◆ What you will do ◆
Quote all lines below exactly. Images stay out.

-- Begin --

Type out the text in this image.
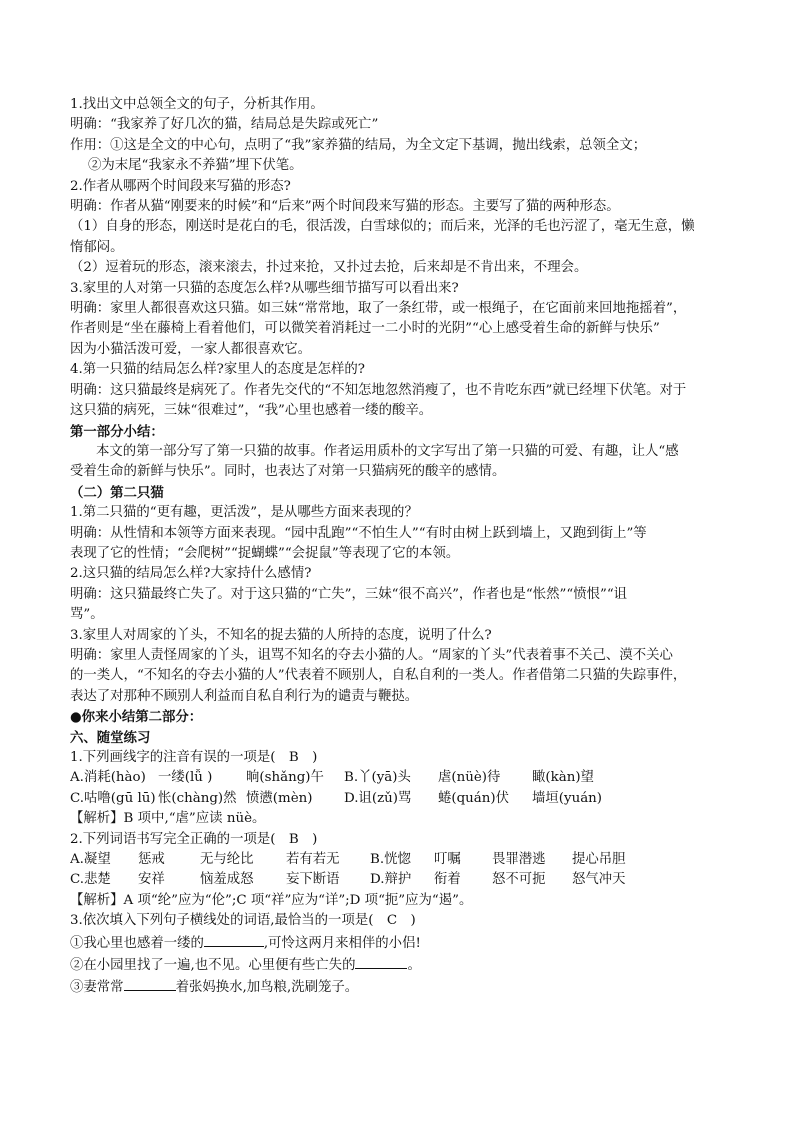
1.找出文中总领全文的句子，分析其作用。
明确：“我家养了好几次的猫，结局总是失踪或死亡”
作用：①这是全文的中心句，点明了“我”家养猫的结局，为全文定下基调，抛出线索，总领全文；
②为末尾“我家永不养猫”埋下伏笔。
2.作者从哪两个时间段来写猫的形态?
明确：作者从猫“刚要来的时候”和“后来”两个时间段来写猫的形态。主要写了猫的两种形态。
（1）自身的形态，刚送时是花白的毛，很活泼，白雪球似的；而后来，光泽的毛也污涩了，毫无生意，懒
惰郁闷。
（2）逗着玩的形态，滚来滚去，扑过来抢，又扑过去抢，后来却是不肯出来，不理会。
3.家里的人对第一只猫的态度怎么样?从哪些细节描写可以看出来?
明确：家里人都很喜欢这只猫。如三妹“常常地，取了一条红带，或一根绳子，在它面前来回地拖摇着”，
作者则是“坐在藤椅上看着他们，可以微笑着消耗过一二小时的光阴”“心上感受着生命的新鲜与快乐”
因为小猫活泼可爱，一家人都很喜欢它。
4.第一只猫的结局怎么样?家里人的态度是怎样的?
明确：这只猫最终是病死了。作者先交代的“不知怎地忽然消瘦了，也不肯吃东西”就已经埋下伏笔。对于
这只猫的病死，三妹“很难过”，“我”心里也感着一缕的酸辛。
第一部分小结：
本文的第一部分写了第一只猫的故事。作者运用质朴的文字写出了第一只猫的可爱、有趣，让人“感
受着生命的新鲜与快乐”。同时，也表达了对第一只猫病死的酸辛的感情。
（二）第二只猫
1.第二只猫的“更有趣，更活泼”，是从哪些方面来表现的？
明确：从性情和本领等方面来表现。“园中乱跑”“不怕生人”“有时由树上跃到墙上，又跑到街上”等
表现了它的性情；“会爬树”“捉蝴蝶”“会捉鼠”等表现了它的本领。
2.这只猫的结局怎么样?大家持什么感情?
明确：这只猫最终亡失了。对于这只猫的“亡失”，三妹“很不高兴”，作者也是“怅然”“愤恨”“诅
骂”。
3.家里人对周家的丫头，不知名的捉去猫的人所持的态度，说明了什么?
明确：家里人责怪周家的丫头，诅骂不知名的夺去小猫的人。“周家的丫头”代表着事不关己、漠不关心
的一类人，“不知名的夺去小猫的人”代表着不顾别人，自私自利的一类人。作者借第二只猫的失踪事件，
表达了对那种不顾别人利益而自私自利行为的谴责与鞭挞。
●你来小结第二部分：
六、随堂练习
1.下列画线字的注音有误的一项是(　B　)
A.消耗(hào) 一缕(lǚ )	晌(shǎng)午	B.丫(yā)头	虐(nüè)待	瞰(kàn)望
C.咕噜(gū lū) 怅(chàng)然 愤懑(mèn)	D.诅(zǔ)骂	蜷(quán)伏	墙垣(yuán)
【解析】B 项中,“虐”应读 nüè。
2.下列词语书写完全正确的一项是(　B　)
A.凝望	惩戒	无与纶比	若有若无	B.恍惚	叮嘱	畏罪潜逃	提心吊胆
C.悲楚	安祥	恼羞成怒	妄下断语	D.辩护	衔着	怒不可扼	怒气冲天
【解析】A 项“纶”应为“伦”;C 项“祥”应为“详”;D 项“扼”应为“遏”。
3.依次填入下列句子横线处的词语,最恰当的一项是(　C　)
①我心里也感着一缕的	,可怜这两月来相伴的小侣!
②在小园里找了一遍,也不见。心里便有些亡失的	。
③妻常常	着张妈换水,加鸟粮,洗刷笼子。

-- End --

◆ Completed task ◆
Type out the text in this image.
1.找出文中总领全文的句子，分析其作用。
明确：“我家养了好几次的猫，结局总是失踪或死亡”
作用：①这是全文的中心句，点明了“我”家养猫的结局，为全文定下基调，抛出线索，总领全文；
②为末尾“我家永不养猫”埋下伏笔。
2.作者从哪两个时间段来写猫的形态?
明确：作者从猫“刚要来的时候”和“后来”两个时间段来写猫的形态。主要写了猫的两种形态。
（1）自身的形态，刚送时是花白的毛，很活泼，白雪球似的；而后来，光泽的毛也污涩了，毫无生意，懒
惰郁闷。
（2）逗着玩的形态，滚来滚去，扑过来抢，又扑过去抢，后来却是不肯出来，不理会。
3.家里的人对第一只猫的态度怎么样?从哪些细节描写可以看出来?
明确：家里人都很喜欢这只猫。如三妹“常常地，取了一条红带，或一根绳子，在它面前来回地拖摇着”，
作者则是“坐在藤椅上看着他们，可以微笑着消耗过一二小时的光阴”“心上感受着生命的新鲜与快乐”
因为小猫活泼可爱，一家人都很喜欢它。
4.第一只猫的结局怎么样?家里人的态度是怎样的?
明确：这只猫最终是病死了。作者先交代的“不知怎地忽然消瘦了，也不肯吃东西”就已经埋下伏笔。对于
这只猫的病死，三妹“很难过”，“我”心里也感着一缕的酸辛。
第一部分小结：
本文的第一部分写了第一只猫的故事。作者运用质朴的文字写出了第一只猫的可爱、有趣，让人“感
受着生命的新鲜与快乐”。同时，也表达了对第一只猫病死的酸辛的感情。
（二）第二只猫
1.第二只猫的“更有趣，更活泼”，是从哪些方面来表现的？
明确：从性情和本领等方面来表现。“园中乱跑”“不怕生人”“有时由树上跃到墙上，又跑到街上”等
表现了它的性情；“会爬树”“捉蝴蝶”“会捉鼠”等表现了它的本领。
2.这只猫的结局怎么样?大家持什么感情?
明确：这只猫最终亡失了。对于这只猫的“亡失”，三妹“很不高兴”，作者也是“怅然”“愤恨”“诅
骂”。
3.家里人对周家的丫头，不知名的捉去猫的人所持的态度，说明了什么?
明确：家里人责怪周家的丫头，诅骂不知名的夺去小猫的人。“周家的丫头”代表着事不关己、漠不关心
的一类人，“不知名的夺去小猫的人”代表着不顾别人，自私自利的一类人。作者借第二只猫的失踪事件，
表达了对那种不顾别人利益而自私自利行为的谴责与鞭挞。
●你来小结第二部分：
六、随堂练习
1.下列画线字的注音有误的一项是(　B　)
A.消耗(hào) 一缕(lǚ )	晌(shǎng)午	B.丫(yā)头	虐(nüè)待	瞰(kàn)望
C.咕噜(gū lū) 怅(chàng)然 愤懑(mèn)	D.诅(zǔ)骂	蜷(quán)伏	墙垣(yuán)
【解析】B 项中,“虐”应读 nüè。
2.下列词语书写完全正确的一项是(　B　)
A.凝望	惩戒	无与纶比	若有若无	B.恍惚	叮嘱	畏罪潜逃	提心吊胆
C.悲楚	安祥	恼羞成怒	妄下断语	D.辩护	衔着	怒不可扼	怒气冲天
【解析】A 项“纶”应为“伦”;C 项“祥”应为“详”;D 项“扼”应为“遏”。
3.依次填入下列句子横线处的词语,最恰当的一项是(　C　)
①我心里也感着一缕的	,可怜这两月来相伴的小侣!
②在小园里找了一遍,也不见。心里便有些亡失的	。
③妻常常	着张妈换水,加鸟粮,洗刷笼子。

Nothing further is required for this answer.